• GOAL
Copy every line with the string "насосной" in it.

(Saved data entries)
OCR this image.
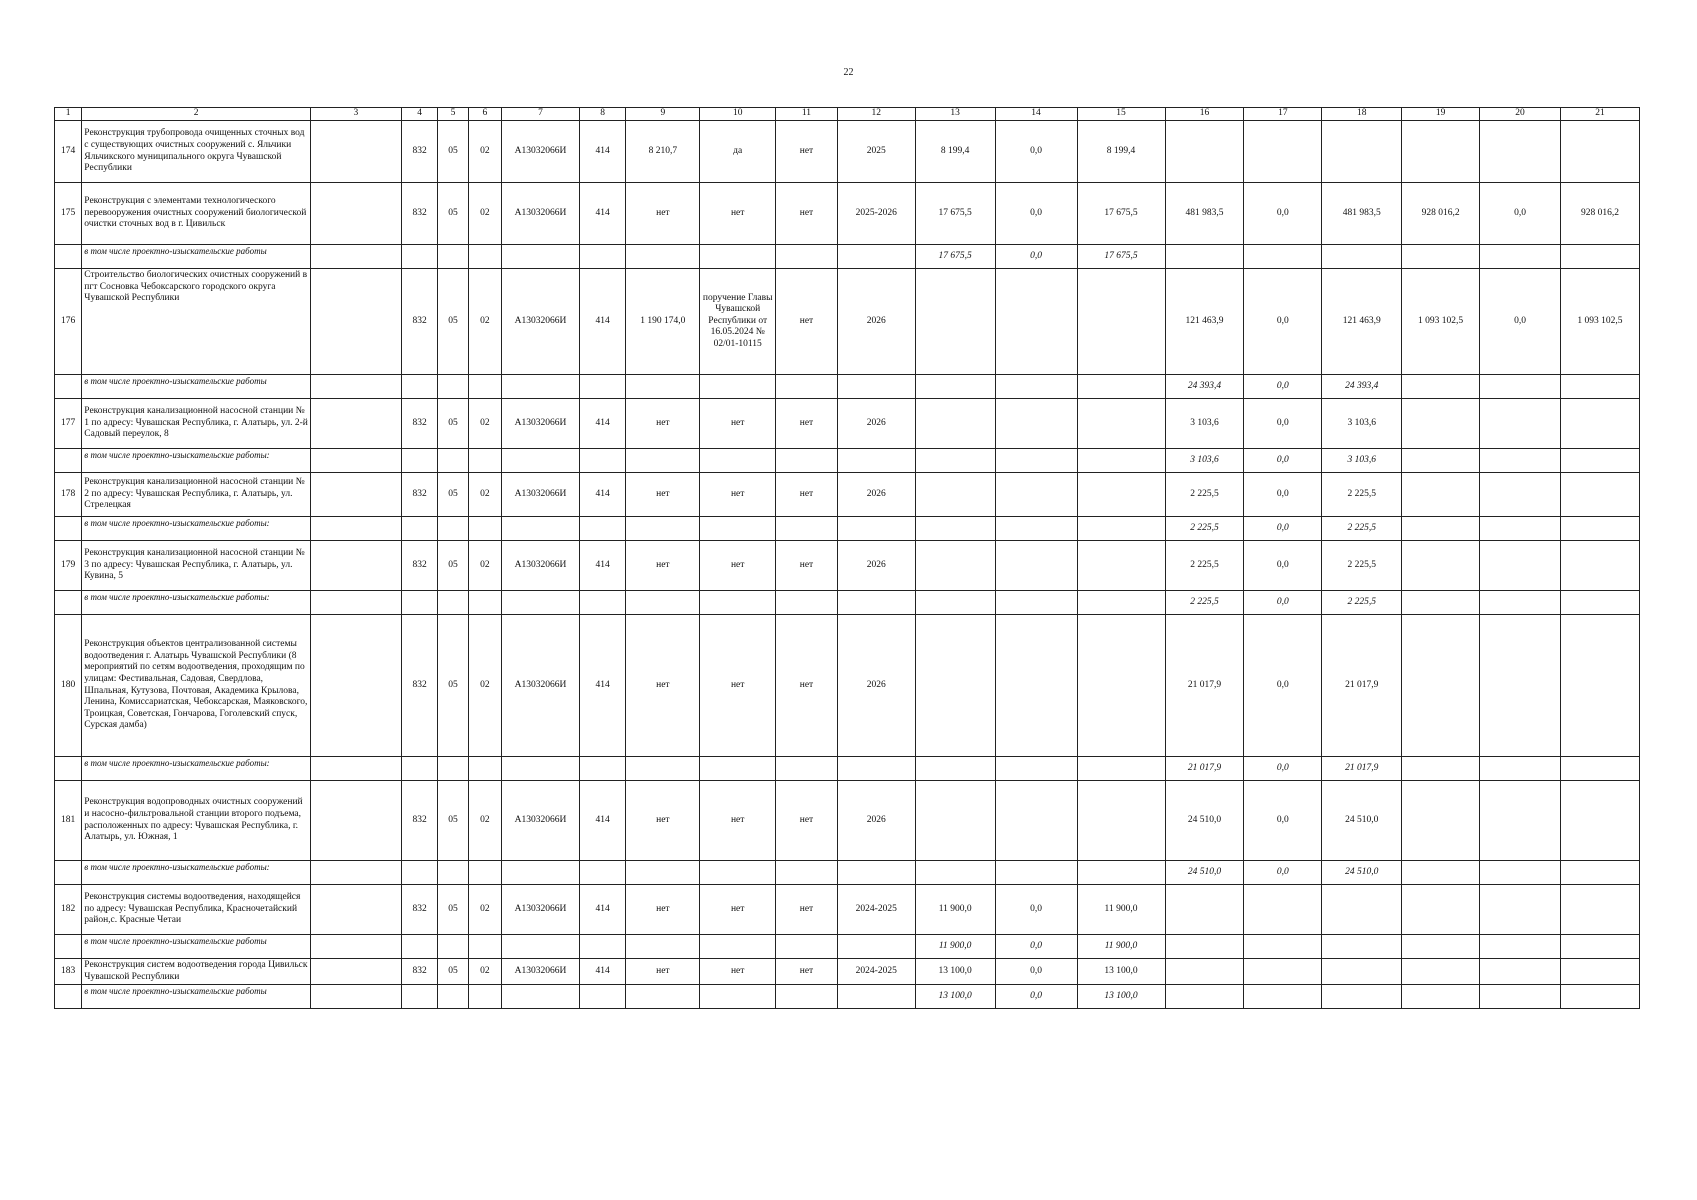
22
1	2	3	4	5	6	7	8	9	10	11	12	13	14	15	16	17	18	19	20	21
174	Реконструкция трубопровода очищенных сточных вод с существующих очистных сооружений с. Яльчики Яльчикского муниципального округа Чувашской Республики		832	05	02	А13032066И	414	8 210,7	да	нет	2025	8 199,4	0,0	8 199,4						
175	Реконструкция с элементами технологического перевооружения очистных сооружений биологической очистки сточных вод в г. Цивильск		832	05	02	А13032066И	414	нет	нет	нет	2025-2026	17 675,5	0,0	17 675,5	481 983,5	0,0	481 983,5	928 016,2	0,0	928 016,2
	в том числе проектно-изыскательские работы											17 675,5	0,0	17 675,5						
176	Строительство биологических очистных сооружений в пгт Сосновка Чебоксарского городского округа Чувашской Республики		832	05	02	А13032066И	414	1 190 174,0	поручение Главы Чувашской Республики от 16.05.2024 № 02/01-10115	нет	2026				121 463,9	0,0	121 463,9	1 093 102,5	0,0	1 093 102,5
	в том числе проектно-изыскательские работы														24 393,4	0,0	24 393,4			
177	Реконструкция канализационной насосной станции № 1 по адресу: Чувашская Республика, г. Алатырь, ул. 2-й Садовый переулок, 8		832	05	02	А13032066И	414	нет	нет	нет	2026				3 103,6	0,0	3 103,6			
	в том числе проектно-изыскательские работы:														3 103,6	0,0	3 103,6			
178	Реконструкция канализационной насосной станции № 2 по адресу: Чувашская Республика, г. Алатырь, ул. Стрелецкая		832	05	02	А13032066И	414	нет	нет	нет	2026				2 225,5	0,0	2 225,5			
	в том числе проектно-изыскательские работы:														2 225,5	0,0	2 225,5			
179	Реконструкция канализационной насосной станции № 3 по адресу: Чувашская Республика, г. Алатырь, ул. Кувина, 5		832	05	02	А13032066И	414	нет	нет	нет	2026				2 225,5	0,0	2 225,5			
	в том числе проектно-изыскательские работы:														2 225,5	0,0	2 225,5			
180	Реконструкция объектов централизованной системы водоотведения г. Алатырь Чувашской Республики (8 мероприятий по сетям водоотведения, проходящим по улицам: Фестивальная, Садовая, Свердлова, Шпальная, Кутузова, Почтовая, Академика Крылова, Ленина, Комиссариатская, Чебоксарская, Маяковского, Троицкая, Советская, Гончарова, Гоголевский спуск, Сурская дамба)		832	05	02	А13032066И	414	нет	нет	нет	2026				21 017,9	0,0	21 017,9			
	в том числе проектно-изыскательские работы:														21 017,9	0,0	21 017,9			
181	Реконструкция водопроводных очистных сооружений и насосно-фильтровальной станции второго подъема, расположенных по адресу: Чувашская Республика, г. Алатырь, ул. Южная, 1		832	05	02	А13032066И	414	нет	нет	нет	2026				24 510,0	0,0	24 510,0			
	в том числе проектно-изыскательские работы:														24 510,0	0,0	24 510,0			
182	Реконструкция системы водоотведения, находящейся по адресу: Чувашская Республика, Красночетайский район,с. Красные Четаи		832	05	02	А13032066И	414	нет	нет	нет	2024-2025	11 900,0	0,0	11 900,0						
	в том числе проектно-изыскательские работы											11 900,0	0,0	11 900,0						
183	Реконструкция систем водоотведения города Цивильск Чувашской Республики		832	05	02	А13032066И	414	нет	нет	нет	2024-2025	13 100,0	0,0	13 100,0						
	в том числе проектно-изыскательские работы											13 100,0	0,0	13 100,0						
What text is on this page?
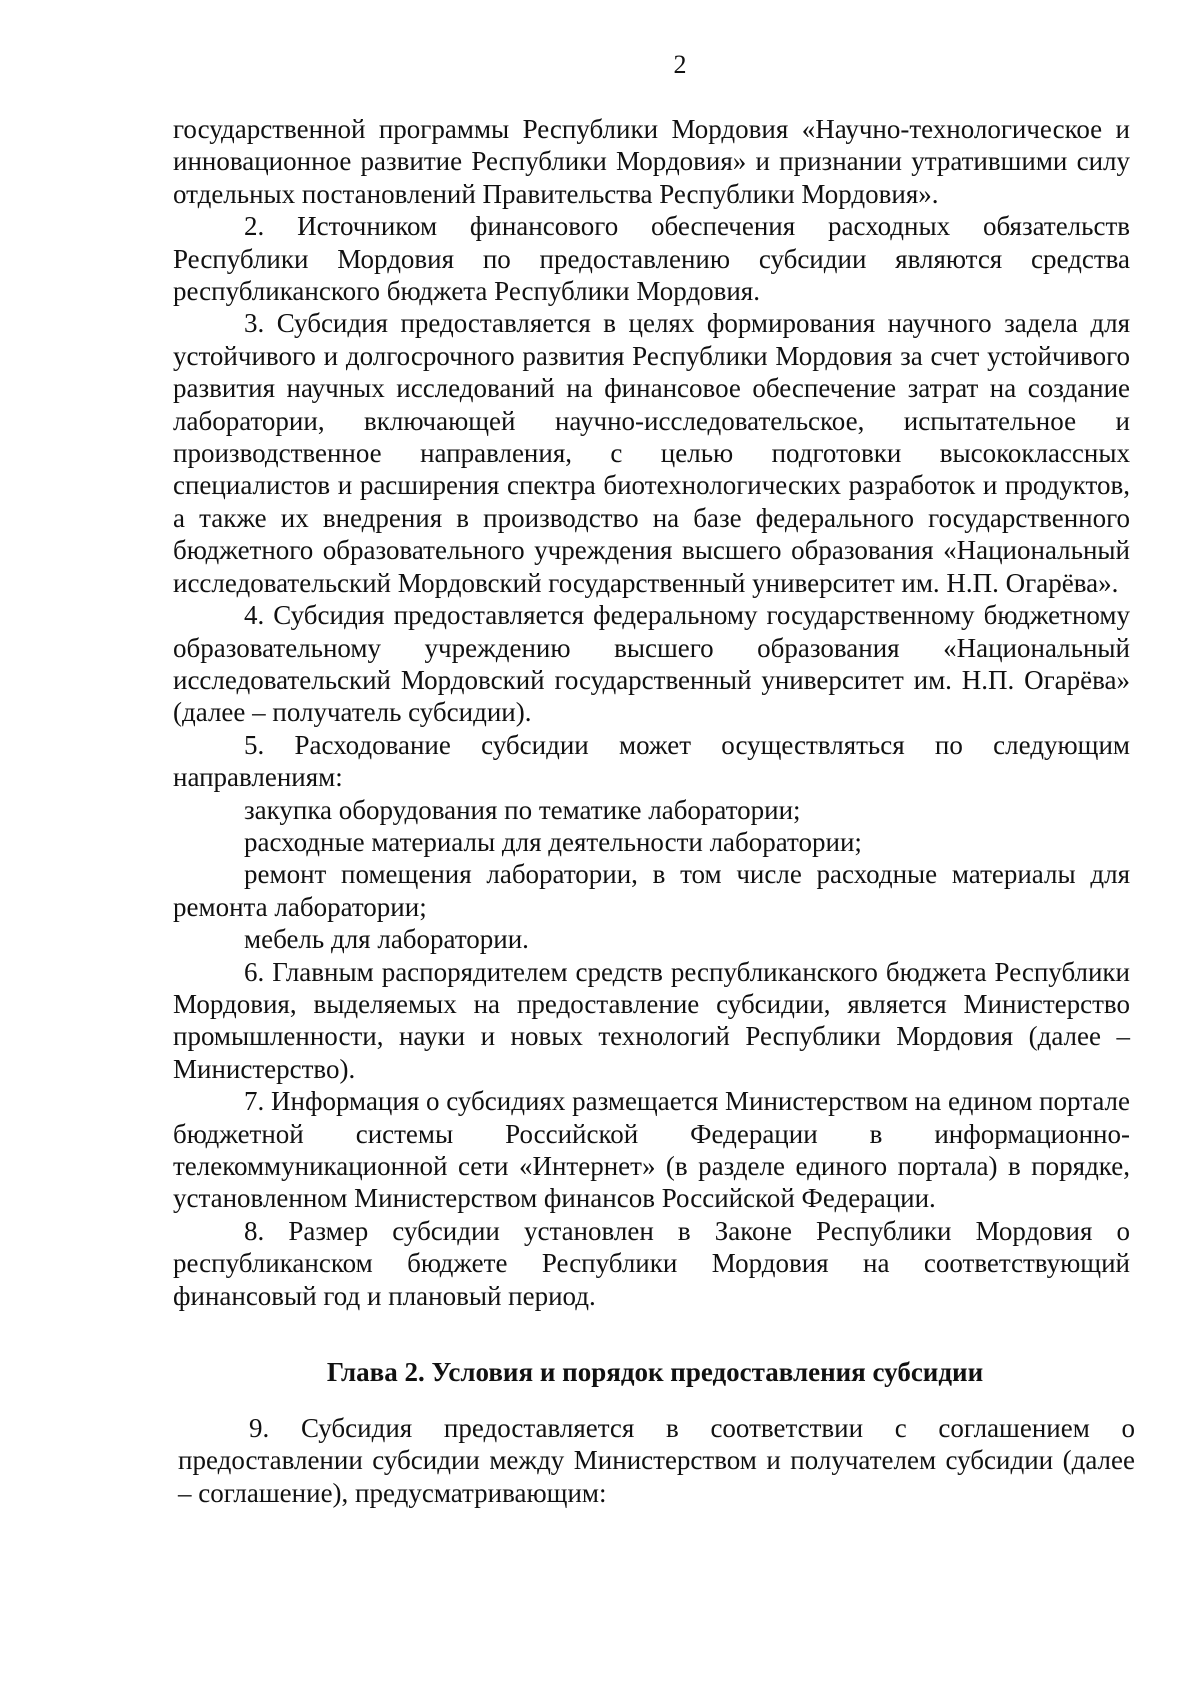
2

государственной программы Республики Мордовия «Научно-технологическое и инновационное развитие Республики Мордовия» и признании утратившими силу отдельных постановлений Правительства Республики Мордовия».

2. Источником финансового обеспечения расходных обязательств Республики Мордовия по предоставлению субсидии являются средства республиканского бюджета Республики Мордовия.

3. Субсидия предоставляется в целях формирования научного задела для устойчивого и долгосрочного развития Республики Мордовия за счет устойчивого развития научных исследований на финансовое обеспечение затрат на создание лаборатории, включающей научно-исследовательское, испытательное и производственное направления, с целью подготовки высококлассных специалистов и расширения спектра биотехнологических разработок и продуктов, а также их внедрения в производство на базе федерального государственного бюджетного образовательного учреждения высшего образования «Национальный исследовательский Мордовский государственный университет им. Н.П. Огарёва».

4. Субсидия предоставляется федеральному государственному бюджетному образовательному учреждению высшего образования «Национальный исследовательский Мордовский государственный университет им. Н.П. Огарёва» (далее – получатель субсидии).

5. Расходование субсидии может осуществляться по следующим направлениям:

закупка оборудования по тематике лаборатории;

расходные материалы для деятельности лаборатории;

ремонт помещения лаборатории, в том числе расходные материалы для ремонта лаборатории;

мебель для лаборатории.

6. Главным распорядителем средств республиканского бюджета Республики Мордовия, выделяемых на предоставление субсидии, является Министерство промышленности, науки и новых технологий Республики Мордовия (далее – Министерство).

7. Информация о субсидиях размещается Министерством на едином портале бюджетной системы Российской Федерации в информационно-телекоммуникационной сети «Интернет» (в разделе единого портала) в порядке, установленном Министерством финансов Российской Федерации.

8. Размер субсидии установлен в Законе Республики Мордовия о республиканском бюджете Республики Мордовия на соответствующий финансовый год и плановый период.

Глава 2. Условия и порядок предоставления субсидии

9. Субсидия предоставляется в соответствии с соглашением о предоставлении субсидии между Министерством и получателем субсидии (далее – соглашение), предусматривающим:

• WRITTEN RESPONSE
177	Реконструкция канализационной насосной станции № 1 по адресу: Чувашская Республика, г. Алатырь, ул. 2-й Садовый переулок, 8		832	05	02	А13032066И	414	нет	нет	нет	2026				3 103,6	0,0	3 103,6			
178	Реконструкция канализационной насосной станции № 2 по адресу: Чувашская Республика, г. Алатырь, ул. Стрелецкая		832	05	02	А13032066И	414	нет	нет	нет	2026				2 225,5	0,0	2 225,5			
179	Реконструкция канализационной насосной станции № 3 по адресу: Чувашская Республика, г. Алатырь, ул. Кувина, 5		832	05	02	А13032066И	414	нет	нет	нет	2026				2 225,5	0,0	2 225,5			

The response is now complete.